• _TASK INSTRUCTIONS_
Copy out the material below in full, but not its images.

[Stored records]
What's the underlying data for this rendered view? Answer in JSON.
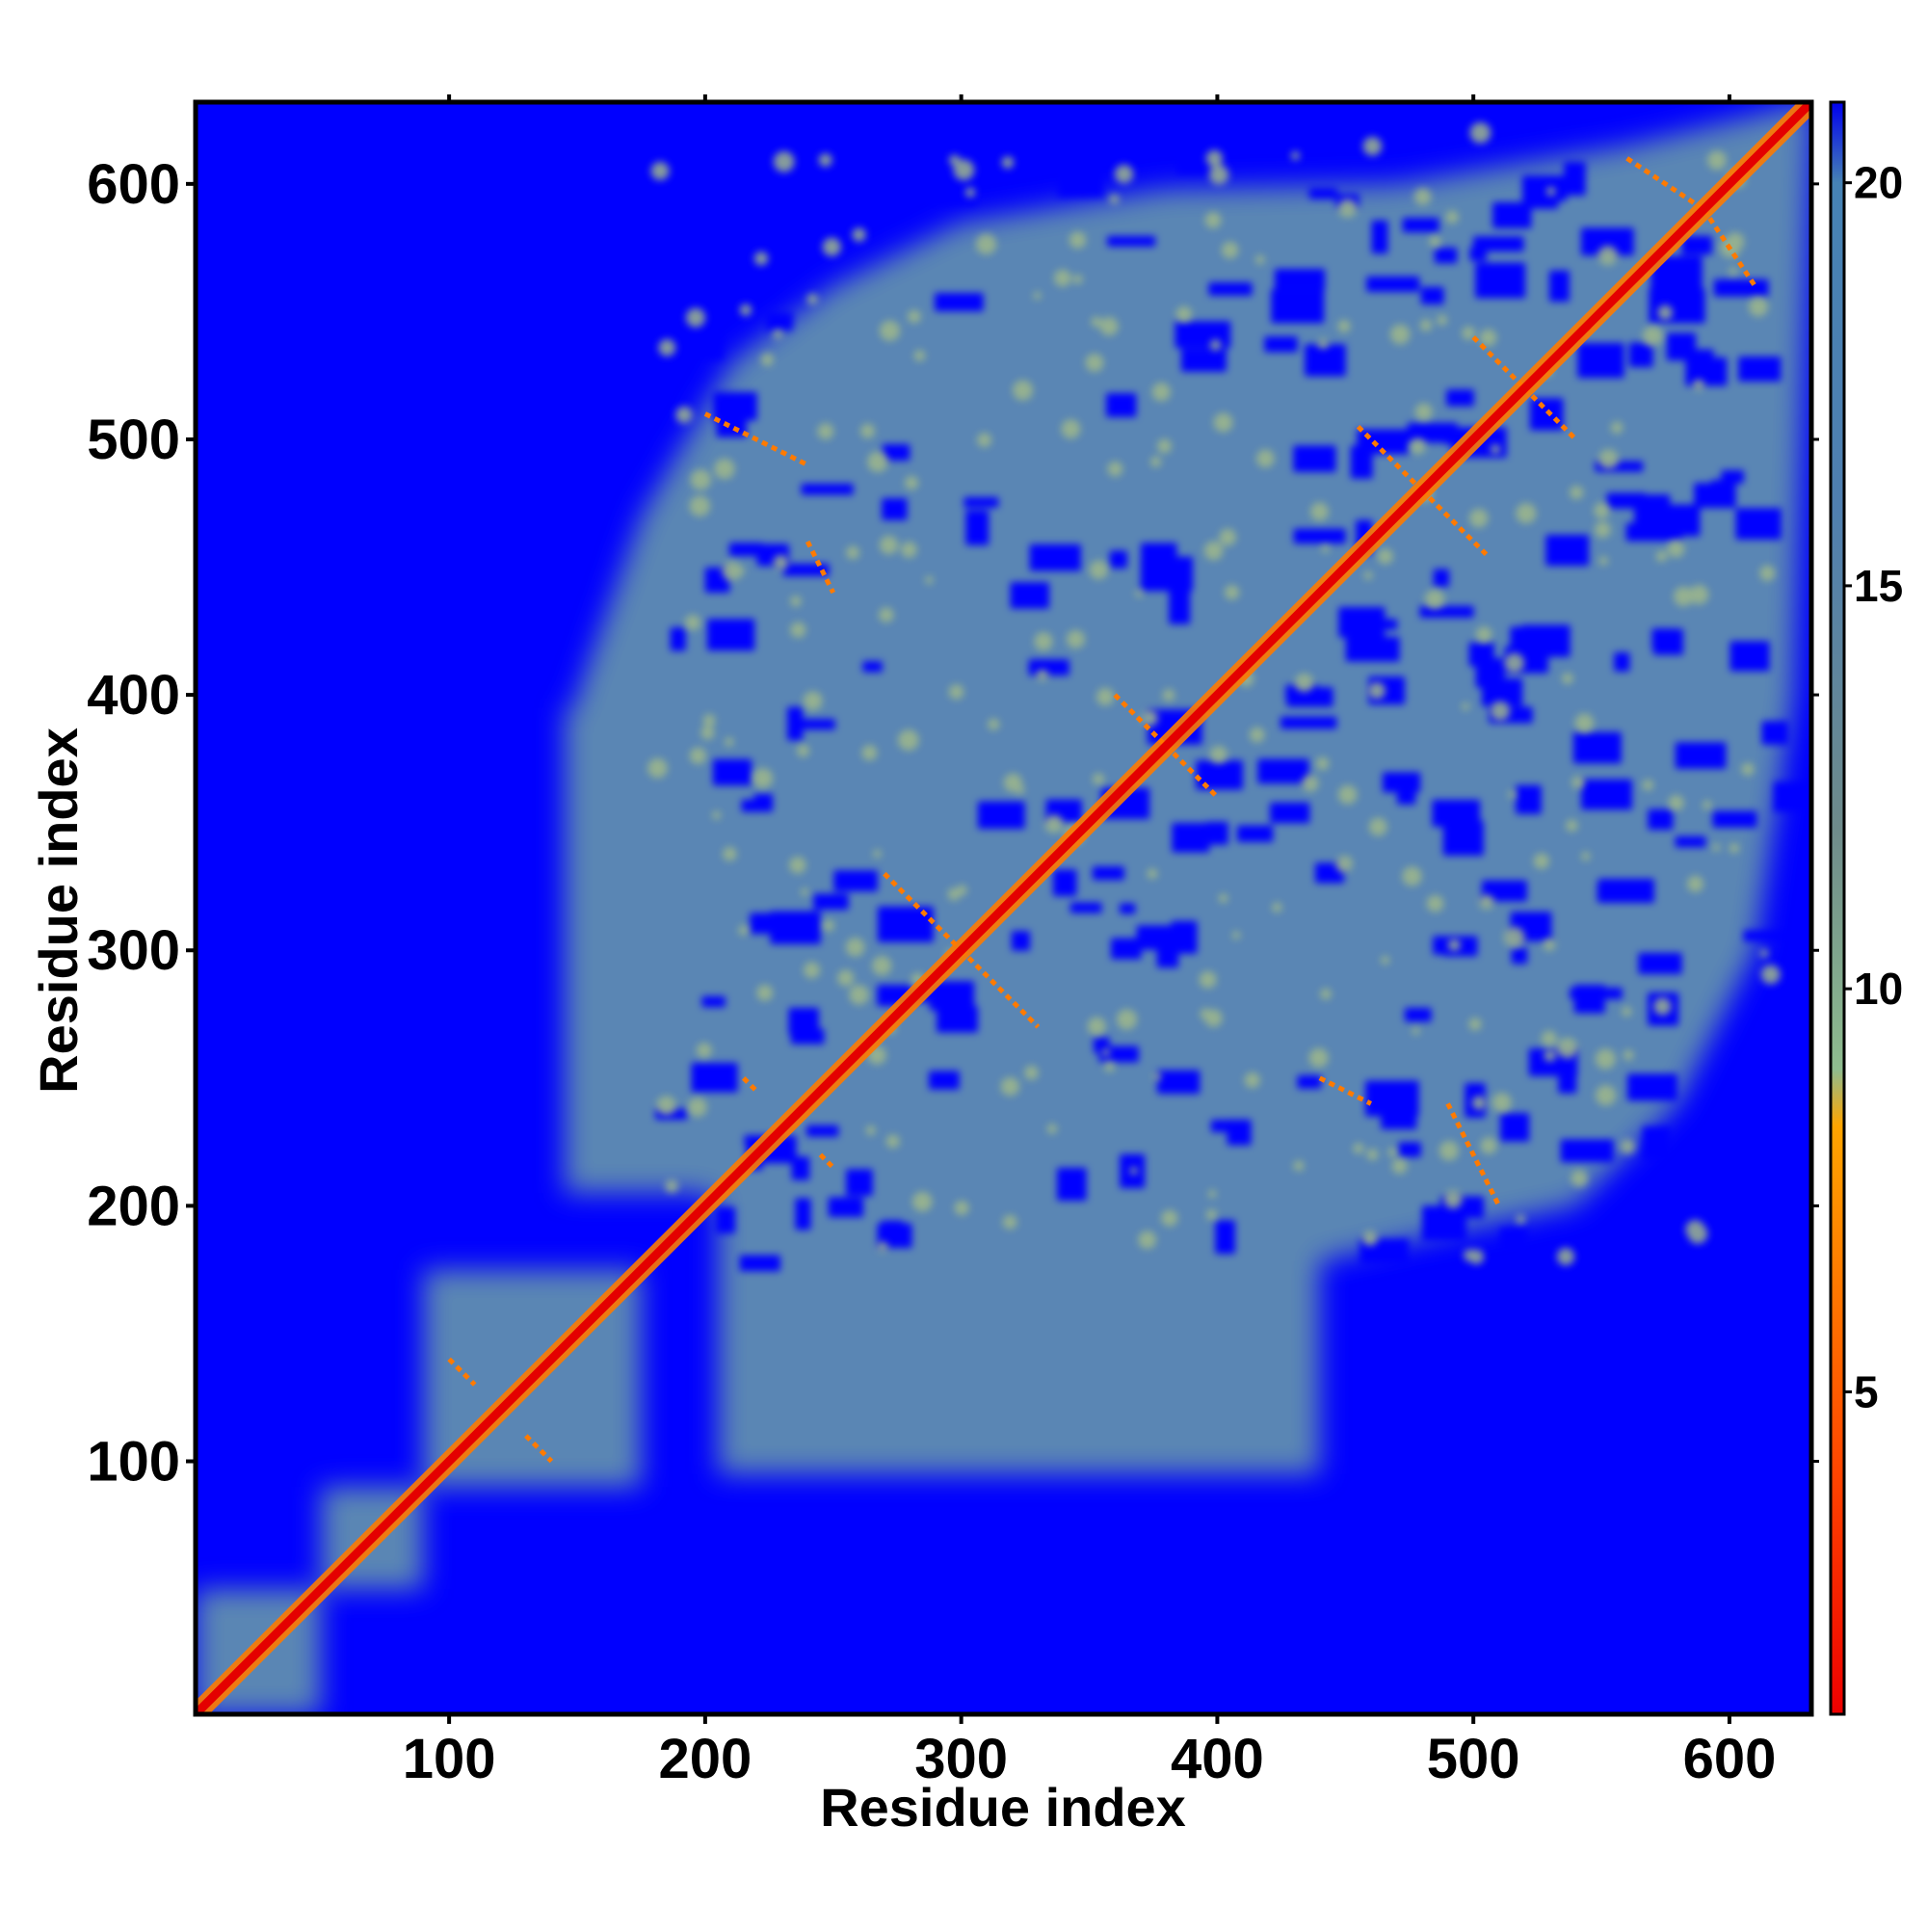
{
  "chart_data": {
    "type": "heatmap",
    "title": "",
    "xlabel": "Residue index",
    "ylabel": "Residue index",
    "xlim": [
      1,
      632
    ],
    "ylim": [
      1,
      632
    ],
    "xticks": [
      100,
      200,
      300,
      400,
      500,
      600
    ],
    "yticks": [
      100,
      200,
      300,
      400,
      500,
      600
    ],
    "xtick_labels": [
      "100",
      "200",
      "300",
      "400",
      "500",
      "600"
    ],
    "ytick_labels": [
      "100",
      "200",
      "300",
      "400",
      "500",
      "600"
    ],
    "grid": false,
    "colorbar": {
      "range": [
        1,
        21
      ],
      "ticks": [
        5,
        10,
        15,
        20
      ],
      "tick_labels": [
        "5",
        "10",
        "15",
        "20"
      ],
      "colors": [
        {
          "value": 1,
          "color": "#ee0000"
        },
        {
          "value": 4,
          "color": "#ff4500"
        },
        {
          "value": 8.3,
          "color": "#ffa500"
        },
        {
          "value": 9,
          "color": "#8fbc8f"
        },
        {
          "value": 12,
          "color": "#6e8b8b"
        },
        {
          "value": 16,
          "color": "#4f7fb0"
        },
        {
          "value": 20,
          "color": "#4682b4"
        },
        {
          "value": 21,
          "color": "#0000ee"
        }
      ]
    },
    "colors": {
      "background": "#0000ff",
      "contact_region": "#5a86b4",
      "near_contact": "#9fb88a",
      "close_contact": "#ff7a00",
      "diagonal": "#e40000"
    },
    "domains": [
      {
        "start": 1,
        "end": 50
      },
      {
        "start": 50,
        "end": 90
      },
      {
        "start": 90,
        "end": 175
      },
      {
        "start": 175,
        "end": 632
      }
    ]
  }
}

• _EXERCISE RESPONSE_
What's the underlying data for this rendered view? Answer in JSON.
{
  "chart_data": {
    "type": "heatmap",
    "title": "",
    "xlabel": "Residue index",
    "ylabel": "Residue index",
    "xlim": [
      1,
      632
    ],
    "ylim": [
      1,
      632
    ],
    "xticks": [
      100,
      200,
      300,
      400,
      500,
      600
    ],
    "yticks": [
      100,
      200,
      300,
      400,
      500,
      600
    ],
    "xtick_labels": [
      "100",
      "200",
      "300",
      "400",
      "500",
      "600"
    ],
    "ytick_labels": [
      "100",
      "200",
      "300",
      "400",
      "500",
      "600"
    ],
    "grid": false,
    "colorbar": {
      "range": [
        1,
        21
      ],
      "ticks": [
        5,
        10,
        15,
        20
      ],
      "tick_labels": [
        "5",
        "10",
        "15",
        "20"
      ],
      "colors": [
        {
          "value": 1,
          "color": "#ee0000"
        },
        {
          "value": 4,
          "color": "#ff4500"
        },
        {
          "value": 8.3,
          "color": "#ffa500"
        },
        {
          "value": 9,
          "color": "#8fbc8f"
        },
        {
          "value": 12,
          "color": "#6e8b8b"
        },
        {
          "value": 16,
          "color": "#4f7fb0"
        },
        {
          "value": 20,
          "color": "#4682b4"
        },
        {
          "value": 21,
          "color": "#0000ee"
        }
      ]
    },
    "colors": {
      "background": "#0000ff",
      "contact_region": "#5a86b4",
      "near_contact": "#9fb88a",
      "close_contact": "#ff7a00",
      "diagonal": "#e40000"
    },
    "domains": [
      {
        "start": 1,
        "end": 50
      },
      {
        "start": 50,
        "end": 90
      },
      {
        "start": 90,
        "end": 175
      },
      {
        "start": 175,
        "end": 632
      }
    ]
  }
}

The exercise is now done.